#### PROVIDED RECORDS ####
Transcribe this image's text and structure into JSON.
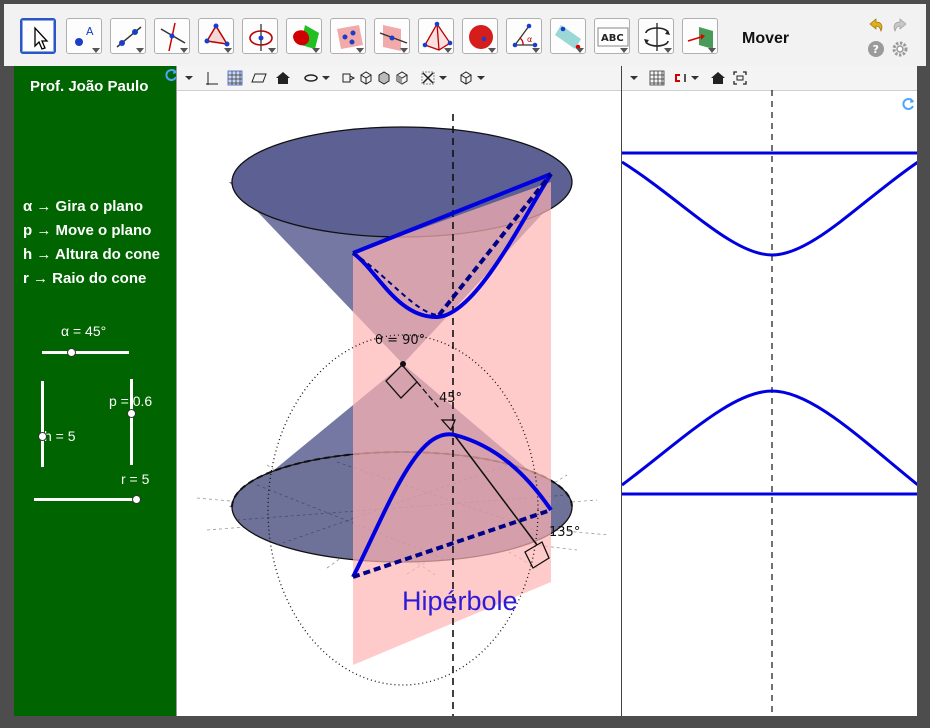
{
  "toolbar": {
    "tools": [
      "move-tool",
      "point-tool",
      "line-tool",
      "perpendicular-line-tool",
      "polygon-tool",
      "circle-tool",
      "intersect-surfaces-tool",
      "plane-through-points-tool",
      "perpendicular-plane-tool",
      "pyramid-tool",
      "sphere-tool",
      "angle-tool",
      "reflect-tool",
      "text-tool",
      "rotate-view-tool",
      "view-from-front-tool"
    ],
    "mode_label": "Mover"
  },
  "left_panel": {
    "author": "Prof. João Paulo",
    "legend": [
      "α → Gira o plano",
      "p → Move o plano",
      "h → Altura do cone",
      "r → Raio do cone"
    ],
    "sliders": {
      "alpha": {
        "label": "α = 45°",
        "value": 45
      },
      "p": {
        "label": "p = 0.6",
        "value": 0.6
      },
      "h": {
        "label": "h = 5",
        "value": 5
      },
      "r": {
        "label": "r = 5",
        "value": 5
      }
    }
  },
  "view3d": {
    "angle_theta_label": "θ = 90°",
    "angle_45_label": "45°",
    "angle_135_label": "135°",
    "curve_label": "Hipérbole",
    "colors": {
      "curve": "#0000e0",
      "plane": "#ffb4b4",
      "cone": "#6b6e96",
      "label": "#2f1bd6"
    }
  },
  "colors": {
    "panel_bg": "#006400",
    "frame": "#4d4d4d",
    "selected_tool": "#2a56c6"
  }
}
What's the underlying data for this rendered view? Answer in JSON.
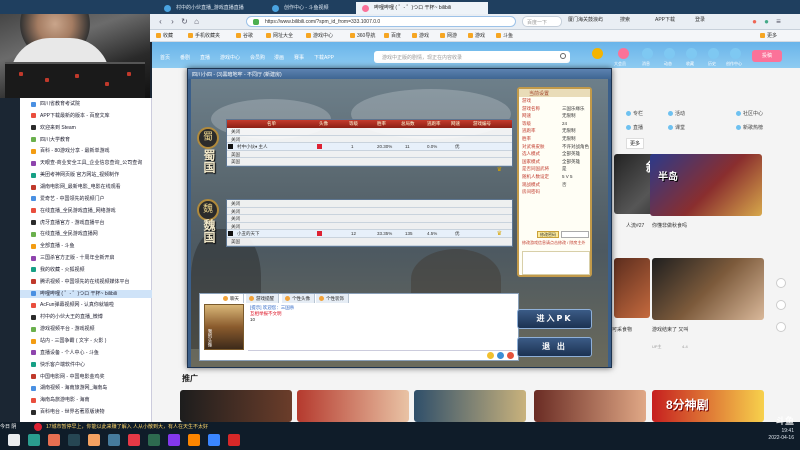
{
  "browser": {
    "tabs": [
      {
        "label": "村中的小伙直播_游戏直播直播",
        "active": false
      },
      {
        "label": "创作中心 - 斗鱼视频",
        "active": false
      },
      {
        "label": "哔哩哔哩 ( ゜- ゜)つロ 干杯~ bilibili",
        "active": true
      }
    ],
    "url": "https://www.bilibili.com/?spm_id_from=333.1007.0.0",
    "search_hint": "百度一下",
    "bookmarks": [
      "收藏",
      "手机收藏夹",
      "谷歌",
      "网址大全",
      "游戏中心",
      "360导航",
      "百度",
      "游戏",
      "网游",
      "游戏",
      "斗鱼",
      "更多"
    ],
    "right_links": [
      "厦门海关鼓浪屿",
      "搜索",
      "APP下载",
      "登录"
    ]
  },
  "sidebar": {
    "items": [
      "四川省教育考试院",
      "APP下载最新的版本 - 百度文库",
      "欢迎来到 Steam",
      "四川大学教育",
      "百科 - 80游戏分享 - 最新单游戏",
      "天眼查-商业安全工具_企业信息查询_公司查询",
      "美团考神网页版 官方网站_视频制作",
      "湖南电影网_最新电影_电影在线观看",
      "爱奇艺 - 中国领先的视频门户",
      "在线直播_全民游戏直播_网络游戏",
      "虎牙直播官方 - 游戏直播平台",
      "在线直播_全民游戏直播网",
      "全部直播 - 斗鱼",
      "三国杀官方正版 - 十周年全新开启",
      "我的收藏 - 火狐视频",
      "腾讯视频 - 中国领先的在线视频媒体平台",
      "哔哩哔哩 ( ゜- ゜)つロ 干杯~ bilibili",
      "AcFun弹幕视频网 - 认真你就输啦",
      "村中的小伙大王的直播_微博",
      "游戏视频平台 - 游戏视频",
      "站内 - 三国争霸 ( 文字 - 火影 )",
      "直播设备 - 个人中心 - 斗鱼",
      "快乐客户端软件中心",
      "中国电影网 - 中国电影金鸡奖",
      "湖南视频 - 海南旅游网_海南岛",
      "海南岛旅游电影 - 海南",
      "百科电台 - 世界名著原版读物"
    ],
    "active_index": 16
  },
  "site": {
    "nav": [
      "首页",
      "番剧",
      "直播",
      "游戏中心",
      "会员购",
      "漫画",
      "赛事",
      "下载APP"
    ],
    "search_placeholder": "游戏中正版的剧情，现正在内容收录",
    "header_icons": [
      "大会员",
      "消息",
      "动态",
      "收藏",
      "历史",
      "创作中心"
    ],
    "upload_label": "投稿",
    "categories": [
      "专栏",
      "活动",
      "社区中心",
      "直播",
      "课堂",
      "新歌热榜"
    ],
    "more_label": "更多",
    "recommend_label": "推广",
    "video_titles": [
      "人流#27",
      "你懂非做秋食吗",
      "游戏结束了 又叫",
      "可采食物"
    ],
    "video_subs": [
      "UP主",
      "4-4"
    ],
    "thumb_texts": [
      "8分神剧",
      "半岛",
      "斜金"
    ]
  },
  "game": {
    "window_title": "四川小四 - (3)黑暗地牢 - 不同厅 (新建房)",
    "seat_headers": [
      "名单",
      "头像",
      "等级",
      "胜率",
      "总局数",
      "逃跑率",
      "网速",
      "游戏编号"
    ],
    "kingdoms": [
      {
        "name": "蜀国",
        "emblem": "蜀"
      },
      {
        "name": "魏国",
        "emblem": "魏"
      }
    ],
    "shu_seats": [
      "关闭",
      "关闭",
      "村中小伙♦ 主人",
      "美国",
      "美国"
    ],
    "wei_seats": [
      "关闭",
      "关闭",
      "关闭",
      "关闭",
      "小丑的天下",
      "美国"
    ],
    "shu_player": {
      "name": "村中小伙♦ 主人",
      "level": "1",
      "win": "20.30%",
      "games": "11",
      "flee": "0.0%",
      "net": "优"
    },
    "wei_player": {
      "name": "小丑的天下",
      "level": "12",
      "win": "33.35%",
      "games": "135",
      "flee": "4.5%",
      "net": "优"
    },
    "info_title": "当前设置",
    "info_rows": [
      {
        "k": "游戏",
        "v": ""
      },
      {
        "k": "游戏名称",
        "v": "三国乐缘乐"
      },
      {
        "k": "网速",
        "v": "无限制"
      },
      {
        "k": "等级",
        "v": "24"
      },
      {
        "k": "逃跑率",
        "v": "无限制"
      },
      {
        "k": "胜率",
        "v": "无限制"
      },
      {
        "k": "对武将皮肤",
        "v": "不许对战角色"
      },
      {
        "k": "选人模式",
        "v": "全部英雄"
      },
      {
        "k": "国家模式",
        "v": "全部英雄"
      },
      {
        "k": "是否同国武将",
        "v": "是"
      },
      {
        "k": "随机人数设定",
        "v": "5 V 5"
      },
      {
        "k": "观战模式",
        "v": "否"
      },
      {
        "k": "房间密码",
        "v": ""
      }
    ],
    "pw_button": "修改密码",
    "hint": "修改游戏信息请点击修改 / 除房主外",
    "chat_tabs": [
      "聊天",
      "游戏提醒",
      "个性头像",
      "个性装饰"
    ],
    "chat_lines": [
      {
        "cls": "sys",
        "text": "[提示] 欢迎您：三国杀"
      },
      {
        "cls": "warn",
        "text": "互相举报不文明"
      },
      {
        "cls": "",
        "text": "10"
      }
    ],
    "portrait_label": "我的头像",
    "enter_button": "进入PK",
    "exit_button": "退 出"
  },
  "taskbar": {
    "weather": "今日 阴",
    "notice": "17城市暂停早上，你能以此来赚了解入 人从小散到大，有人在天生不太好",
    "time": "19:41",
    "date": "2022-04-16",
    "watermark": "斗鱼"
  }
}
####
**EXERCISE PROMPT:**
Reproduce the listing word for word and omit its pictures.

**FINISHED TASK:**
Transcribe this image's text and structure into JSON.
{
  "toolbar": {
    "tools": [
      "move-tool",
      "point-tool",
      "line-tool",
      "perpendicular-line-tool",
      "polygon-tool",
      "circle-tool",
      "intersect-surfaces-tool",
      "plane-through-points-tool",
      "perpendicular-plane-tool",
      "pyramid-tool",
      "sphere-tool",
      "angle-tool",
      "reflect-tool",
      "text-tool",
      "rotate-view-tool",
      "view-from-front-tool"
    ],
    "mode_label": "Mover"
  },
  "left_panel": {
    "author": "Prof. João Paulo",
    "legend": [
      "α → Gira o plano",
      "p → Move o plano",
      "h → Altura do cone",
      "r → Raio do cone"
    ],
    "sliders": {
      "alpha": {
        "label": "α = 45°",
        "value": 45
      },
      "p": {
        "label": "p = 0.6",
        "value": 0.6
      },
      "h": {
        "label": "h = 5",
        "value": 5
      },
      "r": {
        "label": "r = 5",
        "value": 5
      }
    }
  },
  "view3d": {
    "angle_theta_label": "θ = 90°",
    "angle_45_label": "45°",
    "angle_135_label": "135°",
    "curve_label": "Hipérbole",
    "colors": {
      "curve": "#0000e0",
      "plane": "#ffb4b4",
      "cone": "#6b6e96",
      "label": "#2f1bd6"
    }
  },
  "colors": {
    "panel_bg": "#006400",
    "frame": "#4d4d4d",
    "selected_tool": "#2a56c6"
  }
}
What's the underlying data for this rendered view? Answer in JSON.
{
  "browser": {
    "tabs": [
      {
        "label": "村中的小伙直播_游戏直播直播",
        "active": false
      },
      {
        "label": "创作中心 - 斗鱼视频",
        "active": false
      },
      {
        "label": "哔哩哔哩 ( ゜- ゜)つロ 干杯~ bilibili",
        "active": true
      }
    ],
    "url": "https://www.bilibili.com/?spm_id_from=333.1007.0.0",
    "search_hint": "百度一下",
    "bookmarks": [
      "收藏",
      "手机收藏夹",
      "谷歌",
      "网址大全",
      "游戏中心",
      "360导航",
      "百度",
      "游戏",
      "网游",
      "游戏",
      "斗鱼",
      "更多"
    ],
    "right_links": [
      "厦门海关鼓浪屿",
      "搜索",
      "APP下载",
      "登录"
    ]
  },
  "sidebar": {
    "items": [
      "四川省教育考试院",
      "APP下载最新的版本 - 百度文库",
      "欢迎来到 Steam",
      "四川大学教育",
      "百科 - 80游戏分享 - 最新单游戏",
      "天眼查-商业安全工具_企业信息查询_公司查询",
      "美团考神网页版 官方网站_视频制作",
      "湖南电影网_最新电影_电影在线观看",
      "爱奇艺 - 中国领先的视频门户",
      "在线直播_全民游戏直播_网络游戏",
      "虎牙直播官方 - 游戏直播平台",
      "在线直播_全民游戏直播网",
      "全部直播 - 斗鱼",
      "三国杀官方正版 - 十周年全新开启",
      "我的收藏 - 火狐视频",
      "腾讯视频 - 中国领先的在线视频媒体平台",
      "哔哩哔哩 ( ゜- ゜)つロ 干杯~ bilibili",
      "AcFun弹幕视频网 - 认真你就输啦",
      "村中的小伙大王的直播_微博",
      "游戏视频平台 - 游戏视频",
      "站内 - 三国争霸 ( 文字 - 火影 )",
      "直播设备 - 个人中心 - 斗鱼",
      "快乐客户端软件中心",
      "中国电影网 - 中国电影金鸡奖",
      "湖南视频 - 海南旅游网_海南岛",
      "海南岛旅游电影 - 海南",
      "百科电台 - 世界名著原版读物"
    ],
    "active_index": 16
  },
  "site": {
    "nav": [
      "首页",
      "番剧",
      "直播",
      "游戏中心",
      "会员购",
      "漫画",
      "赛事",
      "下载APP"
    ],
    "search_placeholder": "游戏中正版的剧情，现正在内容收录",
    "header_icons": [
      "大会员",
      "消息",
      "动态",
      "收藏",
      "历史",
      "创作中心"
    ],
    "upload_label": "投稿",
    "categories": [
      "专栏",
      "活动",
      "社区中心",
      "直播",
      "课堂",
      "新歌热榜"
    ],
    "more_label": "更多",
    "recommend_label": "推广",
    "video_titles": [
      "人流#27",
      "你懂非做秋食吗",
      "游戏结束了 又叫",
      "可采食物"
    ],
    "video_subs": [
      "UP主",
      "4-4"
    ],
    "thumb_texts": [
      "8分神剧",
      "半岛",
      "斜金"
    ]
  },
  "game": {
    "window_title": "四川小四 - (3)黑暗地牢 - 不同厅 (新建房)",
    "seat_headers": [
      "名单",
      "头像",
      "等级",
      "胜率",
      "总局数",
      "逃跑率",
      "网速",
      "游戏编号"
    ],
    "kingdoms": [
      {
        "name": "蜀国",
        "emblem": "蜀"
      },
      {
        "name": "魏国",
        "emblem": "魏"
      }
    ],
    "shu_seats": [
      "关闭",
      "关闭",
      "村中小伙♦ 主人",
      "美国",
      "美国"
    ],
    "wei_seats": [
      "关闭",
      "关闭",
      "关闭",
      "关闭",
      "小丑的天下",
      "美国"
    ],
    "shu_player": {
      "name": "村中小伙♦ 主人",
      "level": "1",
      "win": "20.30%",
      "games": "11",
      "flee": "0.0%",
      "net": "优"
    },
    "wei_player": {
      "name": "小丑的天下",
      "level": "12",
      "win": "33.35%",
      "games": "135",
      "flee": "4.5%",
      "net": "优"
    },
    "info_title": "当前设置",
    "info_rows": [
      {
        "k": "游戏",
        "v": ""
      },
      {
        "k": "游戏名称",
        "v": "三国乐缘乐"
      },
      {
        "k": "网速",
        "v": "无限制"
      },
      {
        "k": "等级",
        "v": "24"
      },
      {
        "k": "逃跑率",
        "v": "无限制"
      },
      {
        "k": "胜率",
        "v": "无限制"
      },
      {
        "k": "对武将皮肤",
        "v": "不许对战角色"
      },
      {
        "k": "选人模式",
        "v": "全部英雄"
      },
      {
        "k": "国家模式",
        "v": "全部英雄"
      },
      {
        "k": "是否同国武将",
        "v": "是"
      },
      {
        "k": "随机人数设定",
        "v": "5 V 5"
      },
      {
        "k": "观战模式",
        "v": "否"
      },
      {
        "k": "房间密码",
        "v": ""
      }
    ],
    "pw_button": "修改密码",
    "hint": "修改游戏信息请点击修改 / 除房主外",
    "chat_tabs": [
      "聊天",
      "游戏提醒",
      "个性头像",
      "个性装饰"
    ],
    "chat_lines": [
      {
        "cls": "sys",
        "text": "[提示] 欢迎您：三国杀"
      },
      {
        "cls": "warn",
        "text": "互相举报不文明"
      },
      {
        "cls": "",
        "text": "10"
      }
    ],
    "portrait_label": "我的头像",
    "enter_button": "进入PK",
    "exit_button": "退 出"
  },
  "taskbar": {
    "weather": "今日 阴",
    "notice": "17城市暂停早上，你能以此来赚了解入 人从小散到大，有人在天生不太好",
    "time": "19:41",
    "date": "2022-04-16",
    "watermark": "斗鱼"
  }
}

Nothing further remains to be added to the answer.